**REQUIRED WORK:**
Write out each line beneath this one exactly as it reads.

* begin *

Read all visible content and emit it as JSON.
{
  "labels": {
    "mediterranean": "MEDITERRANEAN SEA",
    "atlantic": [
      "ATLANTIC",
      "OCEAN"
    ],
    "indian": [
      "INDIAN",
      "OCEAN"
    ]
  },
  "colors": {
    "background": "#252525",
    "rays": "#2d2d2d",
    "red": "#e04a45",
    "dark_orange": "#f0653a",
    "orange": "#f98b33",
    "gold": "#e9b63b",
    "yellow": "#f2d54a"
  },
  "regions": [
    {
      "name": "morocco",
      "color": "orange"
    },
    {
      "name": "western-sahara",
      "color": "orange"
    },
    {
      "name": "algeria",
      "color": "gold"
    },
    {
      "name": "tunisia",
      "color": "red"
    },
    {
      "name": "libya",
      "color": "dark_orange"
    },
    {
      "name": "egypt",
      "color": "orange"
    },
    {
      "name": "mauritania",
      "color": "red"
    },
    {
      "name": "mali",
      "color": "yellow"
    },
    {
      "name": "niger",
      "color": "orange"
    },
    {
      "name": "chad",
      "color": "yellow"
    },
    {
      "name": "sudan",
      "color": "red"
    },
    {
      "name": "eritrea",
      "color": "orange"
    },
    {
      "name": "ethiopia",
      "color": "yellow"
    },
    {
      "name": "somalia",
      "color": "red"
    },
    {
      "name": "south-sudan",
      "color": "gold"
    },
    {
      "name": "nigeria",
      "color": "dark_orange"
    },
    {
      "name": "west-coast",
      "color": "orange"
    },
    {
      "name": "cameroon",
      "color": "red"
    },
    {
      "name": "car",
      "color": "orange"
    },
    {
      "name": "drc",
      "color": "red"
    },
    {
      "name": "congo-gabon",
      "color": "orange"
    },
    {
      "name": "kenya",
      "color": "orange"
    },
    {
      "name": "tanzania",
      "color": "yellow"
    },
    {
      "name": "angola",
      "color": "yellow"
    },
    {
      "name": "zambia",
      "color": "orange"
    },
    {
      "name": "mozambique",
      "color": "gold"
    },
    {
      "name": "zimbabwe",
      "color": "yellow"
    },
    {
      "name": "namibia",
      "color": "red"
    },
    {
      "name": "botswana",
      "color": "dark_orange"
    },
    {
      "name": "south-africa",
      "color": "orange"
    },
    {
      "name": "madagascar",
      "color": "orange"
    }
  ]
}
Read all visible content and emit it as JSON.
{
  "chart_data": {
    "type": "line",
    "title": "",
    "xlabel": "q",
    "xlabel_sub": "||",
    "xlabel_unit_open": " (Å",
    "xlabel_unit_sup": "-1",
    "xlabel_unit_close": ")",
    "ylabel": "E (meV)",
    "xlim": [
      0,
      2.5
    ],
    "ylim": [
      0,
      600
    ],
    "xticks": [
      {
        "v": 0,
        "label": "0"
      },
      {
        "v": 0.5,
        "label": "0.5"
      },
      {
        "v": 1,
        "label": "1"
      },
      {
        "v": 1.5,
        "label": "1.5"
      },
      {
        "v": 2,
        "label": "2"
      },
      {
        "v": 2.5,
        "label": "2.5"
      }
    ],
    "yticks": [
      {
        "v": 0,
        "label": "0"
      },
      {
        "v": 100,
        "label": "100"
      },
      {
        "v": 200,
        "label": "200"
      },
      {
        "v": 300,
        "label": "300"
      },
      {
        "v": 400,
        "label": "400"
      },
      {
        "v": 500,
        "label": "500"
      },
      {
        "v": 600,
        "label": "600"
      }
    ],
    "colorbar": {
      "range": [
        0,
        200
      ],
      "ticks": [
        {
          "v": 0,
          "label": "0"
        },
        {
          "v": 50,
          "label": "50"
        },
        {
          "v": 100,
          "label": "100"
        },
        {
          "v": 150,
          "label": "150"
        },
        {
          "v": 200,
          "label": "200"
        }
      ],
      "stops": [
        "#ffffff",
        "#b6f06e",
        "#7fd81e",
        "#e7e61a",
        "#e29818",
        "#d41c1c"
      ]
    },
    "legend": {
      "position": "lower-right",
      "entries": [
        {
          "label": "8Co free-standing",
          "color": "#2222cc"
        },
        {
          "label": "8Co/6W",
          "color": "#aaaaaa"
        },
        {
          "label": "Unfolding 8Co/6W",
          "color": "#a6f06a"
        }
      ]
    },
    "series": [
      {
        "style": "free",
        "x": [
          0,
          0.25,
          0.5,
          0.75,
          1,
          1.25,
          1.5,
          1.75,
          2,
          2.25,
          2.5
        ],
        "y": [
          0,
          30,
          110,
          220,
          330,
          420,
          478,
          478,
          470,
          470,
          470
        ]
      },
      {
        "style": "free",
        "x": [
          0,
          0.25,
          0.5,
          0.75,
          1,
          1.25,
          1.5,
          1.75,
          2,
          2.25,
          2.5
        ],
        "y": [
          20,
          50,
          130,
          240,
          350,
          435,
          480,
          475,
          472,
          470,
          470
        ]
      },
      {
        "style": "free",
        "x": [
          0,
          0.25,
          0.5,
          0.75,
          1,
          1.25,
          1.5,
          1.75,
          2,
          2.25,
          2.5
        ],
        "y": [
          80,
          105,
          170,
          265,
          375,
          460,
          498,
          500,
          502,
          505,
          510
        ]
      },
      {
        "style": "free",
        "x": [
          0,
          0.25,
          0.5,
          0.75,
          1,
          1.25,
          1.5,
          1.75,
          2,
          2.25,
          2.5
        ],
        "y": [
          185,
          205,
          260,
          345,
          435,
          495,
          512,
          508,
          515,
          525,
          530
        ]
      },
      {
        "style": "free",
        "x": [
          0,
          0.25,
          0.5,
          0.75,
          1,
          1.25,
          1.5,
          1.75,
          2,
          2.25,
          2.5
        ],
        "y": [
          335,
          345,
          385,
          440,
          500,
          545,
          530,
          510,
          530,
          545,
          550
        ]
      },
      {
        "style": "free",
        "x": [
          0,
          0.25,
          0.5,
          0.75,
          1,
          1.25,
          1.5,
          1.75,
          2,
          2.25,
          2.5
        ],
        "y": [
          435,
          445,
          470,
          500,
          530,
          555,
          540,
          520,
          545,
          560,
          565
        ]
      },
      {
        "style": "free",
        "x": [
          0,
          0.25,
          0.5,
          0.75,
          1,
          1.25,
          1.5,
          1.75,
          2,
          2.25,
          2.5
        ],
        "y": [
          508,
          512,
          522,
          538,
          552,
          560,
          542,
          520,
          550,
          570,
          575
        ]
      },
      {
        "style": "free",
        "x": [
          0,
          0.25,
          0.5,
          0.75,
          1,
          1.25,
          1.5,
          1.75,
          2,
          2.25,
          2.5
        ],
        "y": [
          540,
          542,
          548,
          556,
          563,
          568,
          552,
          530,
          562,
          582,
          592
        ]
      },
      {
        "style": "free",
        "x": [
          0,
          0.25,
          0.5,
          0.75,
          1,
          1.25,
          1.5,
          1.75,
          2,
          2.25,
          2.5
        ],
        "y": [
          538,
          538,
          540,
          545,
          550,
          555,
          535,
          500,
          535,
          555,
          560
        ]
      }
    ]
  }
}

* end *

**EXERCISE SOLUTION:**
Read all visible content and emit it as JSON.
{
  "labels": {
    "mediterranean": "MEDITERRANEAN SEA",
    "atlantic": [
      "ATLANTIC",
      "OCEAN"
    ],
    "indian": [
      "INDIAN",
      "OCEAN"
    ]
  },
  "colors": {
    "background": "#252525",
    "rays": "#2d2d2d",
    "red": "#e04a45",
    "dark_orange": "#f0653a",
    "orange": "#f98b33",
    "gold": "#e9b63b",
    "yellow": "#f2d54a"
  },
  "regions": [
    {
      "name": "morocco",
      "color": "orange"
    },
    {
      "name": "western-sahara",
      "color": "orange"
    },
    {
      "name": "algeria",
      "color": "gold"
    },
    {
      "name": "tunisia",
      "color": "red"
    },
    {
      "name": "libya",
      "color": "dark_orange"
    },
    {
      "name": "egypt",
      "color": "orange"
    },
    {
      "name": "mauritania",
      "color": "red"
    },
    {
      "name": "mali",
      "color": "yellow"
    },
    {
      "name": "niger",
      "color": "orange"
    },
    {
      "name": "chad",
      "color": "yellow"
    },
    {
      "name": "sudan",
      "color": "red"
    },
    {
      "name": "eritrea",
      "color": "orange"
    },
    {
      "name": "ethiopia",
      "color": "yellow"
    },
    {
      "name": "somalia",
      "color": "red"
    },
    {
      "name": "south-sudan",
      "color": "gold"
    },
    {
      "name": "nigeria",
      "color": "dark_orange"
    },
    {
      "name": "west-coast",
      "color": "orange"
    },
    {
      "name": "cameroon",
      "color": "red"
    },
    {
      "name": "car",
      "color": "orange"
    },
    {
      "name": "drc",
      "color": "red"
    },
    {
      "name": "congo-gabon",
      "color": "orange"
    },
    {
      "name": "kenya",
      "color": "orange"
    },
    {
      "name": "tanzania",
      "color": "yellow"
    },
    {
      "name": "angola",
      "color": "yellow"
    },
    {
      "name": "zambia",
      "color": "orange"
    },
    {
      "name": "mozambique",
      "color": "gold"
    },
    {
      "name": "zimbabwe",
      "color": "yellow"
    },
    {
      "name": "namibia",
      "color": "red"
    },
    {
      "name": "botswana",
      "color": "dark_orange"
    },
    {
      "name": "south-africa",
      "color": "orange"
    },
    {
      "name": "madagascar",
      "color": "orange"
    }
  ]
}
Read all visible content and emit it as JSON.
{
  "chart_data": {
    "type": "line",
    "title": "",
    "xlabel": "q",
    "xlabel_sub": "||",
    "xlabel_unit_open": " (Å",
    "xlabel_unit_sup": "-1",
    "xlabel_unit_close": ")",
    "ylabel": "E (meV)",
    "xlim": [
      0,
      2.5
    ],
    "ylim": [
      0,
      600
    ],
    "xticks": [
      {
        "v": 0,
        "label": "0"
      },
      {
        "v": 0.5,
        "label": "0.5"
      },
      {
        "v": 1,
        "label": "1"
      },
      {
        "v": 1.5,
        "label": "1.5"
      },
      {
        "v": 2,
        "label": "2"
      },
      {
        "v": 2.5,
        "label": "2.5"
      }
    ],
    "yticks": [
      {
        "v": 0,
        "label": "0"
      },
      {
        "v": 100,
        "label": "100"
      },
      {
        "v": 200,
        "label": "200"
      },
      {
        "v": 300,
        "label": "300"
      },
      {
        "v": 400,
        "label": "400"
      },
      {
        "v": 500,
        "label": "500"
      },
      {
        "v": 600,
        "label": "600"
      }
    ],
    "colorbar": {
      "range": [
        0,
        200
      ],
      "ticks": [
        {
          "v": 0,
          "label": "0"
        },
        {
          "v": 50,
          "label": "50"
        },
        {
          "v": 100,
          "label": "100"
        },
        {
          "v": 150,
          "label": "150"
        },
        {
          "v": 200,
          "label": "200"
        }
      ],
      "stops": [
        "#ffffff",
        "#b6f06e",
        "#7fd81e",
        "#e7e61a",
        "#e29818",
        "#d41c1c"
      ]
    },
    "legend": {
      "position": "lower-right",
      "entries": [
        {
          "label": "8Co free-standing",
          "color": "#2222cc"
        },
        {
          "label": "8Co/6W",
          "color": "#aaaaaa"
        },
        {
          "label": "Unfolding 8Co/6W",
          "color": "#a6f06a"
        }
      ]
    },
    "series": [
      {
        "style": "free",
        "x": [
          0,
          0.25,
          0.5,
          0.75,
          1,
          1.25,
          1.5,
          1.75,
          2,
          2.25,
          2.5
        ],
        "y": [
          0,
          30,
          110,
          220,
          330,
          420,
          478,
          478,
          470,
          470,
          470
        ]
      },
      {
        "style": "free",
        "x": [
          0,
          0.25,
          0.5,
          0.75,
          1,
          1.25,
          1.5,
          1.75,
          2,
          2.25,
          2.5
        ],
        "y": [
          20,
          50,
          130,
          240,
          350,
          435,
          480,
          475,
          472,
          470,
          470
        ]
      },
      {
        "style": "free",
        "x": [
          0,
          0.25,
          0.5,
          0.75,
          1,
          1.25,
          1.5,
          1.75,
          2,
          2.25,
          2.5
        ],
        "y": [
          80,
          105,
          170,
          265,
          375,
          460,
          498,
          500,
          502,
          505,
          510
        ]
      },
      {
        "style": "free",
        "x": [
          0,
          0.25,
          0.5,
          0.75,
          1,
          1.25,
          1.5,
          1.75,
          2,
          2.25,
          2.5
        ],
        "y": [
          185,
          205,
          260,
          345,
          435,
          495,
          512,
          508,
          515,
          525,
          530
        ]
      },
      {
        "style": "free",
        "x": [
          0,
          0.25,
          0.5,
          0.75,
          1,
          1.25,
          1.5,
          1.75,
          2,
          2.25,
          2.5
        ],
        "y": [
          335,
          345,
          385,
          440,
          500,
          545,
          530,
          510,
          530,
          545,
          550
        ]
      },
      {
        "style": "free",
        "x": [
          0,
          0.25,
          0.5,
          0.75,
          1,
          1.25,
          1.5,
          1.75,
          2,
          2.25,
          2.5
        ],
        "y": [
          435,
          445,
          470,
          500,
          530,
          555,
          540,
          520,
          545,
          560,
          565
        ]
      },
      {
        "style": "free",
        "x": [
          0,
          0.25,
          0.5,
          0.75,
          1,
          1.25,
          1.5,
          1.75,
          2,
          2.25,
          2.5
        ],
        "y": [
          508,
          512,
          522,
          538,
          552,
          560,
          542,
          520,
          550,
          570,
          575
        ]
      },
      {
        "style": "free",
        "x": [
          0,
          0.25,
          0.5,
          0.75,
          1,
          1.25,
          1.5,
          1.75,
          2,
          2.25,
          2.5
        ],
        "y": [
          540,
          542,
          548,
          556,
          563,
          568,
          552,
          530,
          562,
          582,
          592
        ]
      },
      {
        "style": "free",
        "x": [
          0,
          0.25,
          0.5,
          0.75,
          1,
          1.25,
          1.5,
          1.75,
          2,
          2.25,
          2.5
        ],
        "y": [
          538,
          538,
          540,
          545,
          550,
          555,
          535,
          500,
          535,
          555,
          560
        ]
      }
    ]
  }
}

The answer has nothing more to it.